Task material:
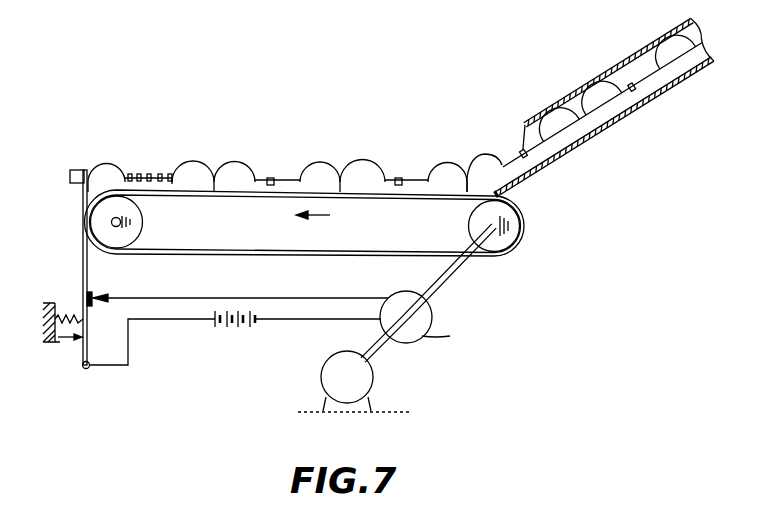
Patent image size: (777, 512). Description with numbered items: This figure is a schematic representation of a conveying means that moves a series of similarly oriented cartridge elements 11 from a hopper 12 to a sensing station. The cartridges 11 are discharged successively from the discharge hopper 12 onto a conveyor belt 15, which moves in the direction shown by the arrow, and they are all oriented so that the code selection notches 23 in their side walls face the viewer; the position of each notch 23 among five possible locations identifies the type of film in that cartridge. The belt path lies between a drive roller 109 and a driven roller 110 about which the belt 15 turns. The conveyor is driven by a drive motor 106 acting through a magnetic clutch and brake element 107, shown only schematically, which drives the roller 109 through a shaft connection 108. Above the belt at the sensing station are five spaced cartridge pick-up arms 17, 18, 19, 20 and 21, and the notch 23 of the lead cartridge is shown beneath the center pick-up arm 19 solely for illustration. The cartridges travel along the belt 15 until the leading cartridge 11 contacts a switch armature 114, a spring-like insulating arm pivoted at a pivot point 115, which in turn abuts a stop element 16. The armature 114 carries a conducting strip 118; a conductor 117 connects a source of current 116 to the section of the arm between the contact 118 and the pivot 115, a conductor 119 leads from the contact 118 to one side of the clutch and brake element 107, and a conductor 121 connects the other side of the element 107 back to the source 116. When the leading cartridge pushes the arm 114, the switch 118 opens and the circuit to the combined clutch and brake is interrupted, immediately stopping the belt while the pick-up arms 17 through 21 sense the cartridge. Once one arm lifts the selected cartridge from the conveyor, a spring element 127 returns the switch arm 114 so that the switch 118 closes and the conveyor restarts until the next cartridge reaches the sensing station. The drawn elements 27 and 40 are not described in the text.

The cartridge elements 11 is at (202, 190).
The hopper 12 is at (608, 80).
The conveyor belt 15 is at (510, 199).
The stop element 16 is at (70, 176).
The cartridge pick-up arm 17 is at (130, 173).
The cartridge pick-up arm 18 is at (139, 173).
The cartridge pick-up arm 19 is at (160, 173).
The cartridge pick-up arm 20 is at (170, 173).
The cartridge pick-up arm 21 is at (178, 176).
The code selection notch 23 is at (149, 181).
The gate 27 is at (522, 148).
The pocket floor 40 is at (281, 180).
The drive motor 106 is at (322, 378).
The magnetic clutch and brake element 107 is at (432, 315).
The shaft connection 108 is at (457, 268).
The drive roller 109 is at (514, 220).
The driven roller 110 is at (140, 230).
The switch armature 114 is at (83, 238).
The pivot point 115 is at (87, 370).
The source of current 116 is at (234, 330).
The conductor 117 is at (170, 320).
The conducting strip 118 is at (95, 294).
The conductor 119 is at (298, 298).
The conductor 121 is at (313, 320).
The spring element 127 is at (70, 312).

What you have to do: Rewrite the listing from its start through the line containing "The stop element 16 is at (70, 176).", replacing "schematic representation" with "diagram" and keeping everything else the same. Leave the pictures out.

In response:
Patent image size: (777, 512). Description with numbered items: This figure is a diagram of a conveying means that moves a series of similarly oriented cartridge elements 11 from a hopper 12 to a sensing station. The cartridges 11 are discharged successively from the discharge hopper 12 onto a conveyor belt 15, which moves in the direction shown by the arrow, and they are all oriented so that the code selection notches 23 in their side walls face the viewer; the position of each notch 23 among five possible locations identifies the type of film in that cartridge. The belt path lies between a drive roller 109 and a driven roller 110 about which the belt 15 turns. The conveyor is driven by a drive motor 106 acting through a magnetic clutch and brake element 107, shown only schematically, which drives the roller 109 through a shaft connection 108. Above the belt at the sensing station are five spaced cartridge pick-up arms 17, 18, 19, 20 and 21, and the notch 23 of the lead cartridge is shown beneath the center pick-up arm 19 solely for illustration. The cartridges travel along the belt 15 until the leading cartridge 11 contacts a switch armature 114, a spring-like insulating arm pivoted at a pivot point 115, which in turn abuts a stop element 16. The armature 114 carries a conducting strip 118; a conductor 117 connects a source of current 116 to the section of the arm between the contact 118 and the pivot 115, a conductor 119 leads from the contact 118 to one side of the clutch and brake element 107, and a conductor 121 connects the other side of the element 107 back to the source 116. When the leading cartridge pushes the arm 114, the switch 118 opens and the circuit to the combined clutch and brake is interrupted, immediately stopping the belt while the pick-up arms 17 through 21 sense the cartridge. Once one arm lifts the selected cartridge from the conveyor, a spring element 127 returns the switch arm 114 so that the switch 118 closes and the conveyor restarts until the next cartridge reaches the sensing station. The drawn elements 27 and 40 are not described in the text.

The cartridge elements 11 is at (202, 190).
The hopper 12 is at (608, 80).
The conveyor belt 15 is at (510, 199).
The stop element 16 is at (70, 176).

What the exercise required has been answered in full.